EXERCISE INSTRUCTIONS
An exact reprint of every record below is required, with the pictures left out.
★ ★ ★ ★ ★ ★ ★
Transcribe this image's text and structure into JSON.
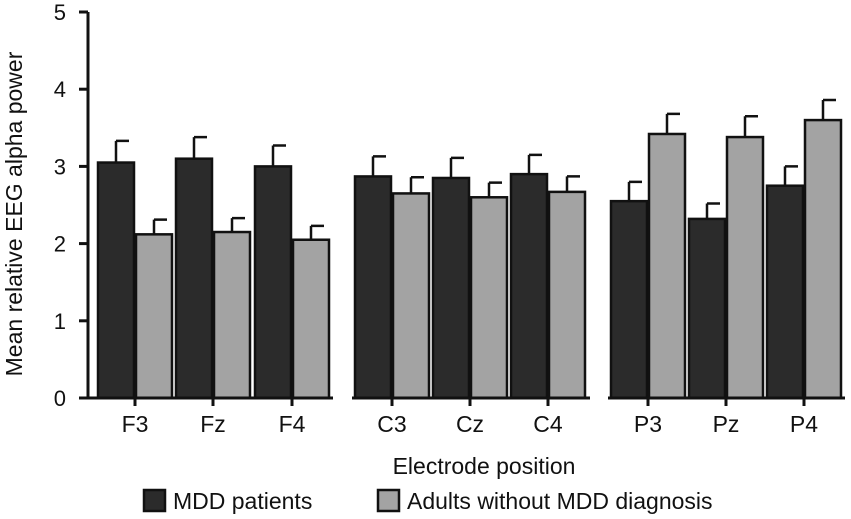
{
  "chart_data": {
    "type": "bar",
    "title": "",
    "xlabel": "Electrode position",
    "ylabel": "Mean relative EEG alpha power",
    "ylim": [
      0,
      5
    ],
    "yticks": [
      0,
      1,
      2,
      3,
      4,
      5
    ],
    "categories": [
      "F3",
      "Fz",
      "F4",
      "C3",
      "Cz",
      "C4",
      "P3",
      "Pz",
      "P4"
    ],
    "groups": [
      [
        "F3",
        "Fz",
        "F4"
      ],
      [
        "C3",
        "Cz",
        "C4"
      ],
      [
        "P3",
        "Pz",
        "P4"
      ]
    ],
    "series": [
      {
        "name": "MDD patients",
        "color": "#2b2b2b",
        "values": [
          3.05,
          3.1,
          3.0,
          2.87,
          2.85,
          2.9,
          2.55,
          2.32,
          2.75
        ],
        "errors": [
          0.28,
          0.28,
          0.27,
          0.26,
          0.26,
          0.25,
          0.25,
          0.2,
          0.25
        ]
      },
      {
        "name": "Adults without MDD diagnosis",
        "color": "#a3a3a3",
        "values": [
          2.12,
          2.15,
          2.05,
          2.65,
          2.6,
          2.67,
          3.42,
          3.38,
          3.6
        ],
        "errors": [
          0.19,
          0.18,
          0.18,
          0.21,
          0.19,
          0.2,
          0.26,
          0.27,
          0.26
        ]
      }
    ]
  }
}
★ ★ ★ ★ ★ ★ ★
SOLUTION TO THE EXERCISE
Transcribe this image's text and structure into JSON.
{
  "chart_data": {
    "type": "bar",
    "title": "",
    "xlabel": "Electrode position",
    "ylabel": "Mean relative EEG alpha power",
    "ylim": [
      0,
      5
    ],
    "yticks": [
      0,
      1,
      2,
      3,
      4,
      5
    ],
    "categories": [
      "F3",
      "Fz",
      "F4",
      "C3",
      "Cz",
      "C4",
      "P3",
      "Pz",
      "P4"
    ],
    "groups": [
      [
        "F3",
        "Fz",
        "F4"
      ],
      [
        "C3",
        "Cz",
        "C4"
      ],
      [
        "P3",
        "Pz",
        "P4"
      ]
    ],
    "series": [
      {
        "name": "MDD patients",
        "color": "#2b2b2b",
        "values": [
          3.05,
          3.1,
          3.0,
          2.87,
          2.85,
          2.9,
          2.55,
          2.32,
          2.75
        ],
        "errors": [
          0.28,
          0.28,
          0.27,
          0.26,
          0.26,
          0.25,
          0.25,
          0.2,
          0.25
        ]
      },
      {
        "name": "Adults without MDD diagnosis",
        "color": "#a3a3a3",
        "values": [
          2.12,
          2.15,
          2.05,
          2.65,
          2.6,
          2.67,
          3.42,
          3.38,
          3.6
        ],
        "errors": [
          0.19,
          0.18,
          0.18,
          0.21,
          0.19,
          0.2,
          0.26,
          0.27,
          0.26
        ]
      }
    ]
  }
}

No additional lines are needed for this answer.